→ Stated problem: Where the line containing "Give me the" appears, begin retyping; continue exactly through the final line of the data. Omit every picture.

[Raw records]
────
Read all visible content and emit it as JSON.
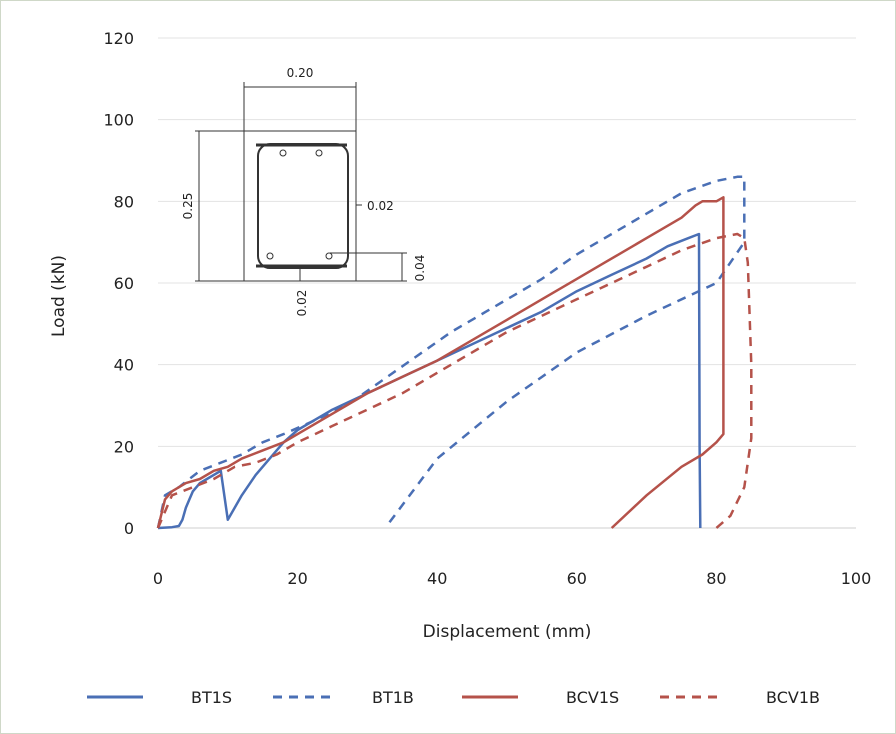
{
  "chart_data": {
    "type": "line",
    "title": "",
    "xlabel": "Displacement (mm)",
    "ylabel": "Load (kN)",
    "xlim": [
      0,
      100
    ],
    "ylim": [
      0,
      120
    ],
    "xticks": [
      "0",
      "20",
      "40",
      "60",
      "80",
      "100"
    ],
    "yticks": [
      "0",
      "20",
      "40",
      "60",
      "80",
      "100",
      "120"
    ],
    "grid": true,
    "legend_position": "bottom",
    "series": [
      {
        "name": "BT1S",
        "color": "#4a6fb5",
        "dash": "solid",
        "x": [
          0,
          2,
          3,
          3.5,
          4,
          4.5,
          5,
          6,
          7,
          9,
          10,
          12,
          14,
          16,
          18,
          20,
          25,
          30,
          35,
          40,
          45,
          50,
          55,
          60,
          65,
          70,
          73,
          76,
          77.5,
          77.6,
          77.7
        ],
        "y": [
          0,
          0.2,
          0.5,
          2,
          5,
          7,
          9,
          11,
          12,
          14,
          2,
          8,
          13,
          17,
          21,
          24,
          29,
          33,
          37,
          41,
          45,
          49,
          53,
          58,
          62,
          66,
          69,
          71,
          72,
          20,
          0
        ]
      },
      {
        "name": "BT1B",
        "color": "#4a6fb5",
        "dash": "dashed",
        "x": [
          0,
          1,
          3,
          6,
          9,
          12,
          15,
          18,
          22,
          27,
          32,
          37,
          42,
          47,
          51,
          55,
          60,
          65,
          70,
          75,
          80,
          83,
          84,
          84,
          80,
          70,
          60,
          50,
          40,
          33
        ],
        "y": [
          0,
          8,
          10,
          14,
          16,
          18,
          21,
          23,
          26,
          30,
          36,
          42,
          48,
          53,
          57,
          61,
          67,
          72,
          77,
          82,
          85,
          86,
          86,
          70,
          60,
          52,
          43,
          31,
          17,
          1
        ]
      },
      {
        "name": "BCV1S",
        "color": "#b5524a",
        "dash": "solid",
        "x": [
          0,
          1,
          2,
          4,
          6,
          8,
          10,
          12,
          15,
          18,
          20,
          25,
          30,
          35,
          40,
          45,
          50,
          55,
          60,
          64,
          66,
          70,
          75,
          77,
          78,
          80,
          81,
          81,
          80,
          78,
          75,
          70,
          65
        ],
        "y": [
          0,
          7,
          9,
          11,
          12,
          14,
          15,
          17,
          19,
          21,
          23,
          28,
          33,
          37,
          41,
          46,
          51,
          56,
          61,
          65,
          67,
          71,
          76,
          79,
          80,
          80,
          81,
          23,
          21,
          18,
          15,
          8,
          0
        ]
      },
      {
        "name": "BCV1B",
        "color": "#b5524a",
        "dash": "dashed",
        "x": [
          0,
          2,
          5,
          8,
          11,
          14,
          17,
          20,
          25,
          30,
          35,
          40,
          45,
          50,
          55,
          60,
          65,
          70,
          75,
          80,
          83,
          84,
          84.5,
          85,
          85,
          84,
          82,
          80
        ],
        "y": [
          0,
          8,
          10,
          12,
          15,
          16,
          18,
          21,
          25,
          29,
          33,
          38,
          43,
          48,
          52,
          56,
          60,
          64,
          68,
          71,
          72,
          71,
          65,
          40,
          22,
          10,
          3,
          0
        ]
      }
    ],
    "annotation": {
      "inset": "cross-section",
      "dims": [
        "0.20",
        "0.25",
        "0.02",
        "0.04",
        "0.02"
      ]
    }
  }
}
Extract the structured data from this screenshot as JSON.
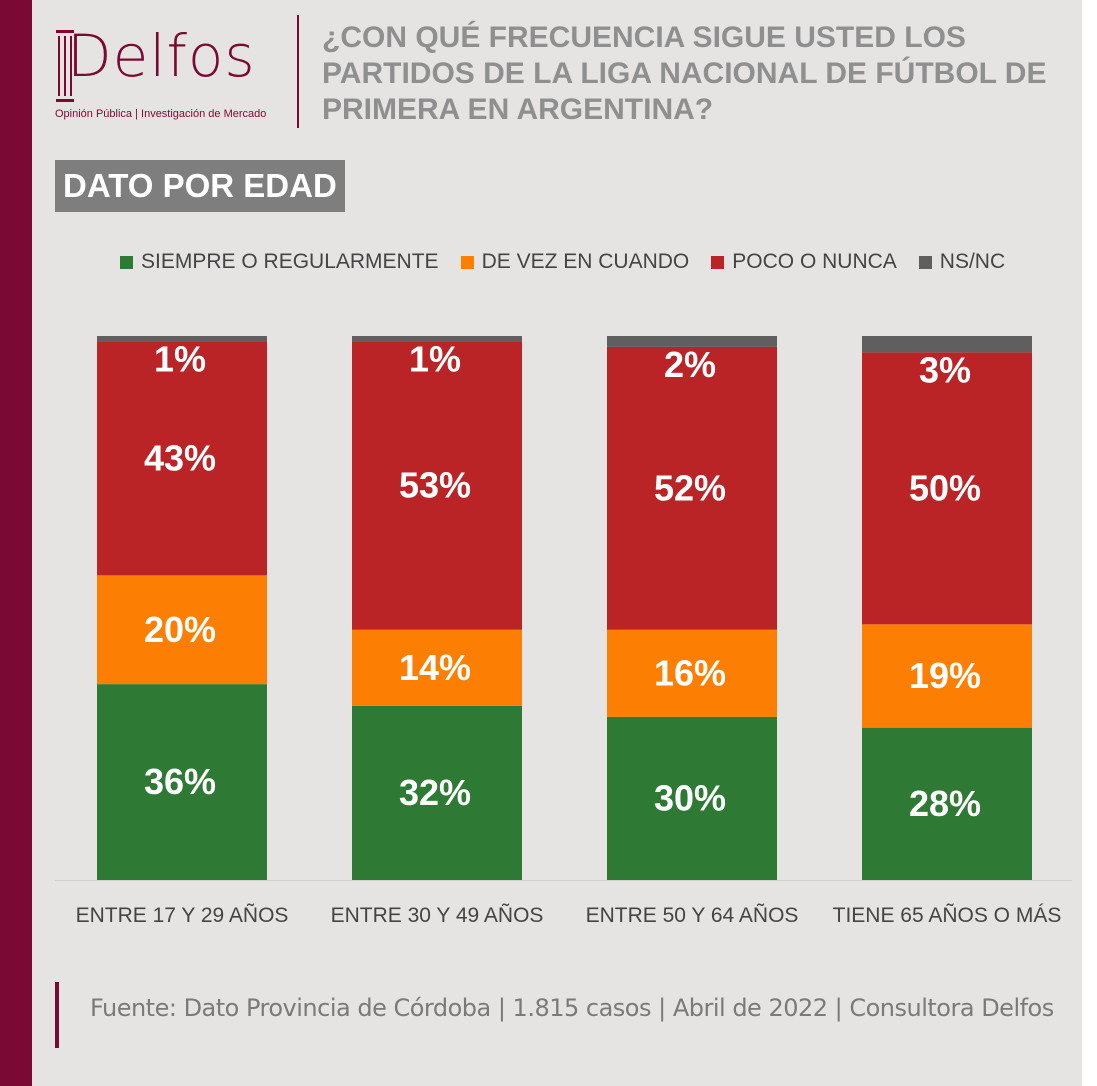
{
  "header": {
    "logo_text": "Delfos",
    "logo_subtitle": "Opinión Pública | Investigación de Mercado",
    "title": "¿CON QUÉ FRECUENCIA SIGUE USTED LOS PARTIDOS DE LA LIGA NACIONAL DE FÚTBOL DE PRIMERA EN ARGENTINA?",
    "badge": "DATO POR EDAD"
  },
  "chart_data": {
    "type": "bar",
    "stacked": true,
    "title": "¿CON QUÉ FRECUENCIA SIGUE USTED LOS PARTIDOS DE LA LIGA NACIONAL DE FÚTBOL DE PRIMERA EN ARGENTINA?",
    "xlabel": "",
    "ylabel": "",
    "ylim": [
      0,
      100
    ],
    "legend_position": "top",
    "categories": [
      "ENTRE 17 Y 29 AÑOS",
      "ENTRE 30 Y 49 AÑOS",
      "ENTRE 50 Y 64 AÑOS",
      "TIENE 65 AÑOS O MÁS"
    ],
    "series": [
      {
        "name": "SIEMPRE O REGULARMENTE",
        "color": "#2e7a34",
        "values": [
          36,
          32,
          30,
          28
        ]
      },
      {
        "name": "DE VEZ EN CUANDO",
        "color": "#fc7f03",
        "values": [
          20,
          14,
          16,
          19
        ]
      },
      {
        "name": "POCO O NUNCA",
        "color": "#bb2427",
        "values": [
          43,
          53,
          52,
          50
        ]
      },
      {
        "name": "NS/NC",
        "color": "#5f5f5f",
        "values": [
          1,
          1,
          2,
          3
        ]
      }
    ],
    "data_label_suffix": "%"
  },
  "footer": {
    "source": "Fuente: Dato Provincia de Córdoba | 1.815 casos | Abril de 2022 | Consultora Delfos"
  }
}
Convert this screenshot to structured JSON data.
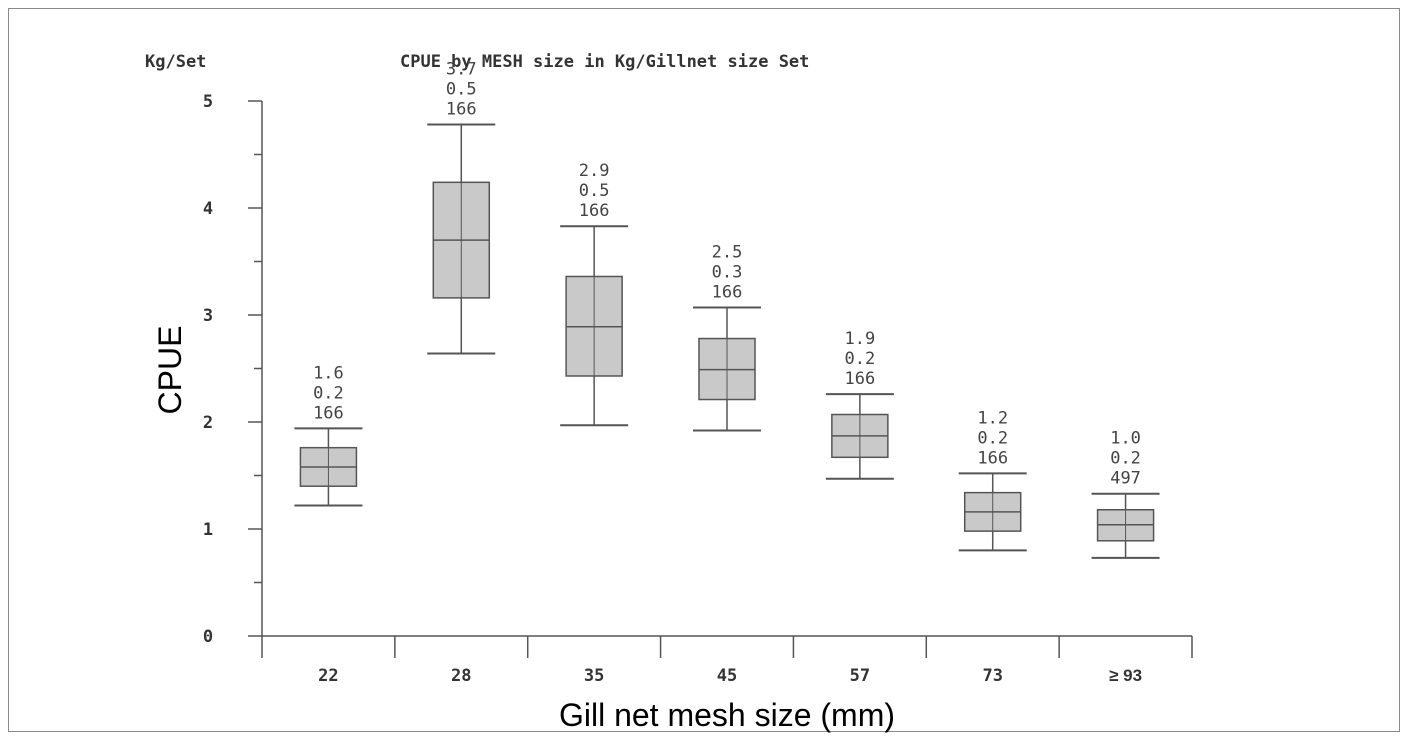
{
  "chart_data": {
    "type": "box",
    "title": "CPUE by MESH size in Kg/Gillnet size Set",
    "y_unit_label": "Kg/Set",
    "ylabel": "CPUE",
    "xlabel": "Gill net mesh size (mm)",
    "ylim": [
      0,
      5
    ],
    "yticks": [
      0,
      1,
      2,
      3,
      4,
      5
    ],
    "grid": false,
    "categories": [
      "22",
      "28",
      "35",
      "45",
      "57",
      "73",
      "≥ 93"
    ],
    "boxes": [
      {
        "category": "22",
        "whisker_low": 1.22,
        "q1": 1.4,
        "median": 1.58,
        "q3": 1.76,
        "whisker_high": 1.94,
        "labels": [
          "1.6",
          "0.2",
          "166"
        ]
      },
      {
        "category": "28",
        "whisker_low": 2.64,
        "q1": 3.16,
        "median": 3.7,
        "q3": 4.24,
        "whisker_high": 4.78,
        "labels": [
          "3.7",
          "0.5",
          "166"
        ]
      },
      {
        "category": "35",
        "whisker_low": 1.97,
        "q1": 2.43,
        "median": 2.89,
        "q3": 3.36,
        "whisker_high": 3.83,
        "labels": [
          "2.9",
          "0.5",
          "166"
        ]
      },
      {
        "category": "45",
        "whisker_low": 1.92,
        "q1": 2.21,
        "median": 2.49,
        "q3": 2.78,
        "whisker_high": 3.07,
        "labels": [
          "2.5",
          "0.3",
          "166"
        ]
      },
      {
        "category": "57",
        "whisker_low": 1.47,
        "q1": 1.67,
        "median": 1.87,
        "q3": 2.07,
        "whisker_high": 2.26,
        "labels": [
          "1.9",
          "0.2",
          "166"
        ]
      },
      {
        "category": "73",
        "whisker_low": 0.8,
        "q1": 0.98,
        "median": 1.16,
        "q3": 1.34,
        "whisker_high": 1.52,
        "labels": [
          "1.2",
          "0.2",
          "166"
        ]
      },
      {
        "category": "≥ 93",
        "whisker_low": 0.73,
        "q1": 0.89,
        "median": 1.04,
        "q3": 1.18,
        "whisker_high": 1.33,
        "labels": [
          "1.0",
          "0.2",
          "497"
        ]
      }
    ],
    "colors": {
      "box_fill": "#c9c9c9",
      "stroke": "#555555",
      "label_text": "#444444"
    }
  }
}
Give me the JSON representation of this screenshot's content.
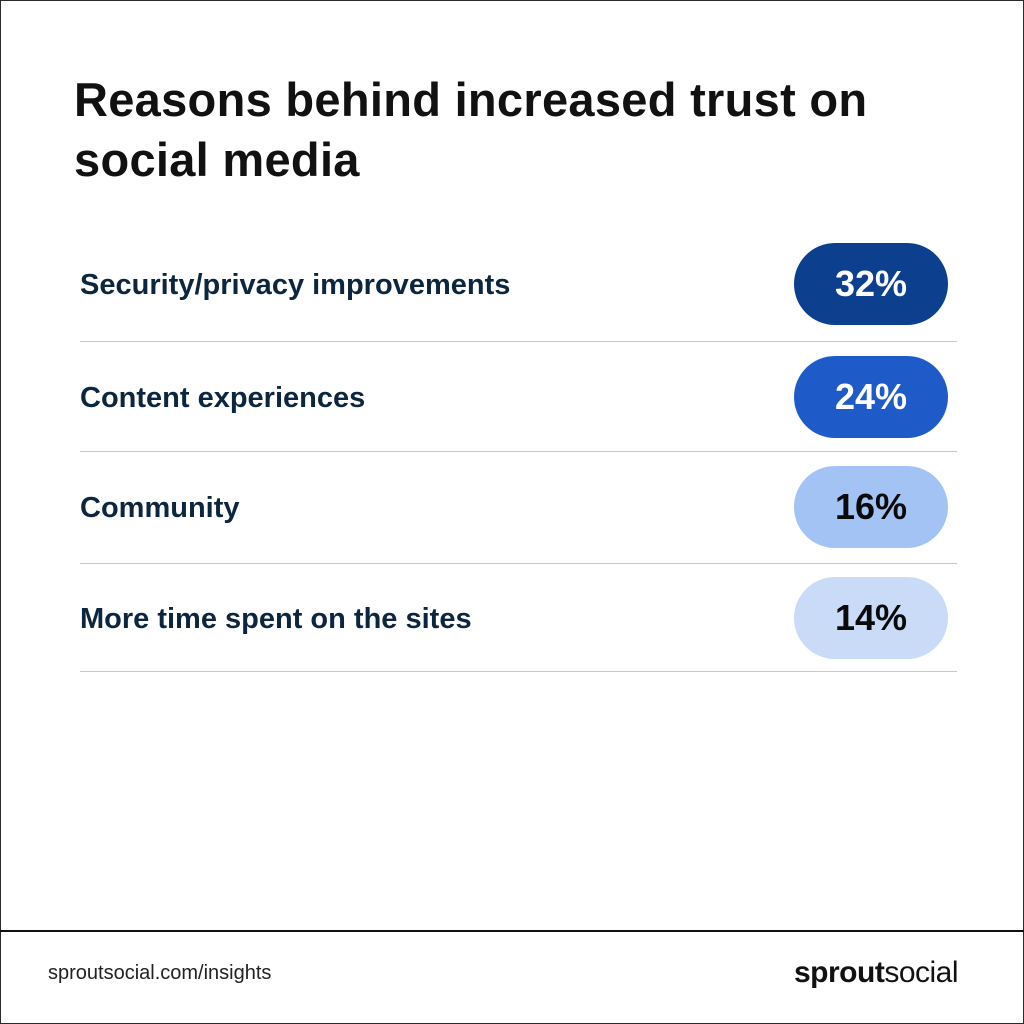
{
  "chart_data": {
    "type": "table",
    "title": "Reasons behind increased trust on social media",
    "categories": [
      "Security/privacy improvements",
      "Content experiences",
      "Community",
      "More time spent on the sites"
    ],
    "values": [
      32,
      24,
      16,
      14
    ],
    "value_labels": [
      "32%",
      "24%",
      "16%",
      "14%"
    ],
    "colors": [
      "#0d3f8f",
      "#1f5bc8",
      "#a4c3f5",
      "#c9dbf7"
    ],
    "text_colors": [
      "#ffffff",
      "#ffffff",
      "#0a0a0a",
      "#0a0a0a"
    ]
  },
  "footer": {
    "url": "sproutsocial.com/insights",
    "logo_bold": "sprout",
    "logo_light": "social"
  }
}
────
→ Result of this exercise:
Give me the JSON representation of this screenshot's content.
{
  "chart_data": {
    "type": "table",
    "title": "Reasons behind increased trust on social media",
    "categories": [
      "Security/privacy improvements",
      "Content experiences",
      "Community",
      "More time spent on the sites"
    ],
    "values": [
      32,
      24,
      16,
      14
    ],
    "value_labels": [
      "32%",
      "24%",
      "16%",
      "14%"
    ],
    "colors": [
      "#0d3f8f",
      "#1f5bc8",
      "#a4c3f5",
      "#c9dbf7"
    ],
    "text_colors": [
      "#ffffff",
      "#ffffff",
      "#0a0a0a",
      "#0a0a0a"
    ]
  },
  "footer": {
    "url": "sproutsocial.com/insights",
    "logo_bold": "sprout",
    "logo_light": "social"
  }
}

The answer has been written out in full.